Source extract
-- start --
Journal Article · · Astrophysical Journal
 [1];  [2]; ; ;  [3]; ;  [4];  [5];  [6];  [7];  [8]
  1. Department of Astronomy, California Institute of Technology, MC 249-17, 1200 East California Blvd., Pasadena, CA 91125 (United States)
  2. Department of Physics and Astronomy, University of Leicester, University Road, Leicester, LE1 7RH (United Kingdom)
  3. Dark Cosmology Centre, Niels Bohr Institute, University of Copenhagen, Juliane Maries Vej 30, DK-2100 København Ø (Denmark)
  4. Harvard-Smithsonian Center for Astrophysics, 60 Garden Street, Cambridge, MA 02138 (United States)
  5. US Planck Data Center, MS220-6, Pasadena, CA 91125 (United States)
  6. Instituto de Astrofísica de Andalucía (IAA-CSIC), Glorieta de la Astronomía s/n, E-18008, Granada (Spain)
  7. Department of Physics, University of Warwick, Coventry CV4 7AL (United Kingdom)
  8. Scottish Universities Physics Alliance, Institute for Astronomy, University of Edinburgh, Royal Observatory, Edinburgh, EH9 3HJ (United Kingdom)
-- end --
Dataset rows
-- start --
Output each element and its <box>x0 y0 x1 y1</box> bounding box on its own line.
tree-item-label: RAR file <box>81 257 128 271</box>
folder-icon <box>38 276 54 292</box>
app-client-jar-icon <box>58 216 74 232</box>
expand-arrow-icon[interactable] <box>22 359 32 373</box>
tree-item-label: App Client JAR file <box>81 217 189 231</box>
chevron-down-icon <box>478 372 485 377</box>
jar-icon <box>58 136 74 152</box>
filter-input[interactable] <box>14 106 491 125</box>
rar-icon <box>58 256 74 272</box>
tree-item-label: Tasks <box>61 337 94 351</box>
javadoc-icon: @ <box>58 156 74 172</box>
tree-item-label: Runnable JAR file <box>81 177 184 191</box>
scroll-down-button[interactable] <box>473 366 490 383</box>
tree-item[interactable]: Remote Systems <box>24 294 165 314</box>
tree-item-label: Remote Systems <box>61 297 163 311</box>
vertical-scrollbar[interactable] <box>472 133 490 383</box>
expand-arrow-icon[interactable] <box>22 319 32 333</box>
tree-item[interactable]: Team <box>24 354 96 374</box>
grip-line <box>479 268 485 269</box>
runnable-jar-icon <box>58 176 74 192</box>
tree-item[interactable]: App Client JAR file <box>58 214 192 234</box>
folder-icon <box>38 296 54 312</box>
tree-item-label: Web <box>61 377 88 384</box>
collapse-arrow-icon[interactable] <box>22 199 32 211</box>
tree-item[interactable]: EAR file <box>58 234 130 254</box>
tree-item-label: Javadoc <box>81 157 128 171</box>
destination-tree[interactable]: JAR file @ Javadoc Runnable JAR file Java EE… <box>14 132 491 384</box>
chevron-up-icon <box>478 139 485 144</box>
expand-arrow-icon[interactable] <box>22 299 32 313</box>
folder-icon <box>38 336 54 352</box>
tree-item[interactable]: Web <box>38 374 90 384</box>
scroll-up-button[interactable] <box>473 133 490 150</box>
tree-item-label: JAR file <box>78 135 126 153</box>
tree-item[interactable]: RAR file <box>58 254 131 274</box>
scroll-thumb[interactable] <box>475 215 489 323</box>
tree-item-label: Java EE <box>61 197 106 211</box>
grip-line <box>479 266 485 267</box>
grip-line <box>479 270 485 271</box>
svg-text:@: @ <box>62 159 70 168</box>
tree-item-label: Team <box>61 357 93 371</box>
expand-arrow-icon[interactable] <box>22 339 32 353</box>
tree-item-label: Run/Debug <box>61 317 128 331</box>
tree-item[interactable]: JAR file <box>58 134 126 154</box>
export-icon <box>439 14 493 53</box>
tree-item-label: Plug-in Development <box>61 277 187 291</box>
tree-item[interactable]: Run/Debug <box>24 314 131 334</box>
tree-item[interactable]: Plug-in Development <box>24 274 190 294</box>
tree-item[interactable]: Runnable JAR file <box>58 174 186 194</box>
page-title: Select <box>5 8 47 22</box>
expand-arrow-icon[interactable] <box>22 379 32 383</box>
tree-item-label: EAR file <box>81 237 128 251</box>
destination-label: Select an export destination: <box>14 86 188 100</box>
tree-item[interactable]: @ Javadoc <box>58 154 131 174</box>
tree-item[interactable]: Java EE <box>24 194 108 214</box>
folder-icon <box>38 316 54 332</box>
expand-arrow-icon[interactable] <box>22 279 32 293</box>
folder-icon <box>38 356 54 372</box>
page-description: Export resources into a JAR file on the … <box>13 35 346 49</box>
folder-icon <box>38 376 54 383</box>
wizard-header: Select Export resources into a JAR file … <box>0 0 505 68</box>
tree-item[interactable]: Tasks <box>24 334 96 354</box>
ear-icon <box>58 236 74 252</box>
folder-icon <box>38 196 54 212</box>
-- end --
Instruction
In the affiliation list of the journal article, which institution has its address in Granada, Spain?

Answer to this exercise
Instituto de Astrofísica de Andalucía (IAA-CSIC)